§ Short exercise A:
In the article on the proposed Philippine federal system, what share of local revenue is allocated as working capital for the autonomous entity?

##### Provided text #####

In seismically-active areas, a lot of old structures does not meet the new provisions of the Structural Code and one of its primary objectives of protecting the safety and welfare of the public is to insure that public structures will not collapse during an Intensity-8 earthquake.

(Editor's Note: Starting with this presentation by Mr. Duenas, this online publication begins a series of articles about the Federal-Republic system of government that Philippine Sen. Aquilino Q. Pimentel, Jr., and others have proposed. Mr. Duenas is an architect by profession.)

The Philippine-government structure needs the same retrofit. We need to analyze its structural framework to withstand the challenges of the future and insure that our people are adequately protected and will benefit from its sound frame.

The problem of Baranggays and Local-government Units (LGU) -- despite the Autonomy Law -- is that the structure is not complete. For autonomy to work the revenues of the autonomous region should remain with the region and not rely on national pork-barrel allotment. The cash at hand of the autonomous entity is sizable. The allocation of 75% of local revenue becomes a working capital of the autonomy.

Under (the proposed) federal system, the 25% contribution of each autonomous entity becomes a "pool or source of common funds" that can be applied by regional-autonomous units as "federal subsidy" to support regional significant projects.

Regional Projects

Regional significant projects are those commonly shared by several autonomous entities and with a 25% local share, a federal subsidy of 75% is made available. This means that for a regional airport or seaport for tourism where five provinces in Panay will benefit, the accumulated 25% share of each LGU and Baranggays of the (five) provinces will raise 25% of the project cost and the 75% shall be federal share.

The commitment of 25% from each Baranggay and LGUs of the five provinces is a commitment of support for the success of the project. The 75%-investment of federal funds will be the equivalent of a long-term investment similar to an IMF/World Bank Loan. The federal government will generate separate revenues from the project in terms of custom and port fees and the sustaining stream of dollar revenue from tourism and the progress of the region.

A mango-production initiative by three LGUs can readily establish micro-irradiation facilities to insure export potentials and recover the 75% federal investment from the export of mangoes.

A Baranggay Working System

Having a working system within the Baranggays and the LGUs will eventually make the transition into a federated system easier. If we prepare the groundwork in the Baranggays and LGUs early we eventually will get a consensus from them to support the federalization and the Revenue Apportionment necessary for local development.

It is not really a vicious cycle of which should come first, the chicken or the egg since what we need is just a retrofit of the basic structure from a centralized Imperial Manila system to a more-stable structure of a pyramid where the base is wider. What we have now is an inverted pyramid that is teetering on the balance on its tip.

Bringing back our economic viability to the Baranggay level and the LGU will be an experience of true "independence" from the blackmail of the pork barrel and the never-ending election promises of our national politicians.

How can a nationally-elected senator campaign and promise things that do not concern the local people? Who cares about absentee voting when it does not assure that the handicapped and bed-ridden citizen can avail of absentee voting? The Absentee Voting - as per the original intent of the 1987 Constitution - is to insure that a citizen during election time will have the option to cast his/her vote when he/she is physically indisposed to personally cast the ballot. It is not supposed to be designed only for Overseas-Filipino workers (OFW) and immigrants, but our legislators took 14 years to draft a wrong law.

##### Dataset content #####

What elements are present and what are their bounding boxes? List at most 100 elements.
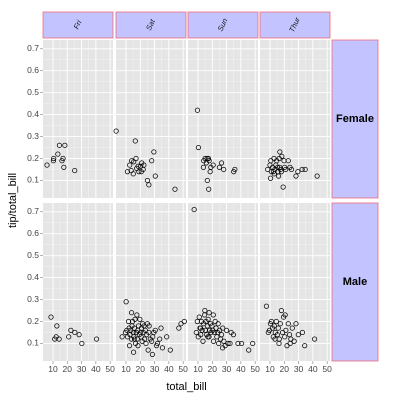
data-point-female-sun (216, 164, 223, 170)
data-point-male-thur (282, 312, 288, 318)
y-tick-label: 0.7 (27, 206, 39, 216)
data-point-male-fri (93, 336, 100, 342)
data-point-female-sat (149, 158, 155, 164)
data-point-female-sun (210, 162, 216, 168)
data-point-male-sun (219, 345, 226, 351)
data-point-male-sun (227, 340, 233, 347)
panel-male-sun (188, 203, 258, 361)
data-point-female-sat (172, 186, 178, 192)
data-point-male-sun (238, 340, 245, 347)
y-tick-label: 0.4 (27, 272, 39, 282)
x-tick-label: 10 (48, 364, 58, 374)
data-point-male-sun (230, 332, 237, 338)
strip-col-thur (259, 11, 331, 39)
data-point-male-sun (213, 325, 219, 331)
panel-male-fri (43, 203, 113, 361)
data-point-male-thur (273, 318, 279, 325)
data-point-male-sun (197, 325, 204, 331)
data-point-male-thur (263, 303, 270, 309)
data-point-female-sat (127, 162, 133, 168)
y-axis-title: tip/total_bill (7, 173, 19, 228)
data-point-male-sat (149, 351, 156, 357)
data-point-male-sun (191, 207, 197, 213)
data-point-male-fri (54, 323, 60, 329)
data-point-female-sat (113, 128, 119, 134)
data-point-male-sat (125, 318, 132, 325)
data-point-female-thur (267, 175, 274, 181)
data-point-female-sat (141, 162, 147, 168)
data-point-male-sat (130, 349, 137, 355)
y-tick-label: 0.6 (27, 65, 39, 75)
x-tick-label: 30 (294, 364, 304, 374)
data-point-male-sun (246, 347, 252, 353)
data-point-female-sat (124, 169, 131, 175)
y-tick-label: 0.2 (27, 153, 39, 163)
data-point-female-fri (62, 142, 68, 148)
data-point-female-fri (44, 162, 50, 168)
data-point-male-sun (205, 316, 211, 322)
data-point-male-sun (223, 327, 230, 333)
data-point-male-thur (283, 327, 289, 333)
data-point-male-sat (146, 323, 152, 329)
data-point-female-thur (293, 173, 299, 179)
data-point-male-thur (293, 321, 299, 327)
data-point-male-thur (272, 336, 278, 342)
y-tick-label: 0.1 (27, 175, 39, 185)
data-point-male-sat (146, 329, 152, 336)
data-point-female-sun (206, 158, 212, 164)
data-point-female-sat (133, 155, 139, 162)
data-point-male-thur (299, 329, 306, 336)
data-point-female-sun (195, 144, 202, 151)
data-point-female-thur (285, 158, 291, 164)
y-tick-label: 0.1 (27, 338, 39, 348)
data-point-female-sat (152, 173, 158, 179)
data-point-male-fri (56, 336, 62, 342)
data-point-female-fri (55, 151, 61, 157)
data-point-female-sat (138, 163, 144, 169)
data-point-female-thur (265, 166, 271, 173)
data-point-female-fri (51, 155, 57, 162)
strip-col-label: Fri (72, 19, 84, 31)
data-point-male-sun (218, 332, 225, 338)
data-point-female-sat (130, 171, 136, 177)
panel-female-sun (188, 40, 258, 198)
y-tick-label: 0.3 (27, 294, 39, 304)
data-point-male-sat (181, 318, 187, 325)
data-point-male-sat (128, 310, 135, 316)
x-tick-label: 50 (178, 364, 188, 374)
data-point-male-sat (119, 334, 125, 340)
x-axis-title: total_bill (166, 381, 206, 393)
data-point-male-sat (132, 316, 138, 322)
data-point-male-sat (137, 316, 143, 322)
data-point-female-thur (283, 166, 289, 173)
data-point-female-sat (135, 163, 141, 169)
data-point-female-sat (146, 182, 152, 188)
data-point-male-sun (211, 329, 218, 336)
strip-col-fri (42, 11, 114, 39)
strip-row-label: Female (336, 113, 374, 125)
data-point-male-thur (268, 318, 275, 325)
data-point-female-sat (151, 149, 157, 155)
data-point-female-thur (279, 153, 285, 159)
data-point-male-sat (141, 336, 148, 342)
data-point-male-sun (193, 329, 199, 336)
x-tick-label: 40 (236, 364, 246, 374)
data-point-male-thur (289, 325, 295, 331)
data-point-male-sat (159, 345, 166, 351)
data-point-male-thur (287, 340, 293, 347)
x-tick-label: 50 (105, 364, 115, 374)
data-point-female-thur (278, 169, 285, 175)
x-tick-label: 10 (193, 364, 203, 374)
data-point-female-sat (138, 169, 144, 175)
data-point-male-sat (164, 334, 170, 340)
x-tick-label: 20 (280, 364, 290, 374)
data-point-female-thur (314, 173, 320, 179)
data-point-male-sun (225, 340, 231, 347)
x-tick-label: 20 (136, 364, 146, 374)
data-point-male-sun (200, 338, 206, 344)
x-tick-label: 50 (250, 364, 260, 374)
strip-row-male (331, 202, 379, 362)
data-point-male-sat (145, 347, 151, 353)
data-point-male-thur (278, 307, 285, 314)
x-tick-label: 40 (91, 364, 101, 374)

#####

§ Short exercise B:
Format the rows above as a numbered list, covering everything from the row containing "data-point-female-sun (216, 164, 223, 170)" down to the row containing "strip-col-thur (259, 11, 331, 39)".

§ Written response A:
75% of local revenue.

§ Written response B:
1. data-point-female-sun (216, 164, 223, 170)
2. data-point-male-thur (282, 312, 288, 318)
3. y-tick-label: 0.7 (27, 206, 39, 216)
4. data-point-male-fri (93, 336, 100, 342)
5. data-point-female-sat (149, 158, 155, 164)
6. data-point-female-sun (210, 162, 216, 168)
7. data-point-male-sun (219, 345, 226, 351)
8. data-point-male-sun (227, 340, 233, 347)
9. panel-male-sun (188, 203, 258, 361)
10. data-point-female-sat (172, 186, 178, 192)
11. data-point-male-sun (238, 340, 245, 347)
12. y-tick-label: 0.4 (27, 272, 39, 282)
13. x-tick-label: 10 (48, 364, 58, 374)
14. data-point-male-sun (230, 332, 237, 338)
15. strip-col-thur (259, 11, 331, 39)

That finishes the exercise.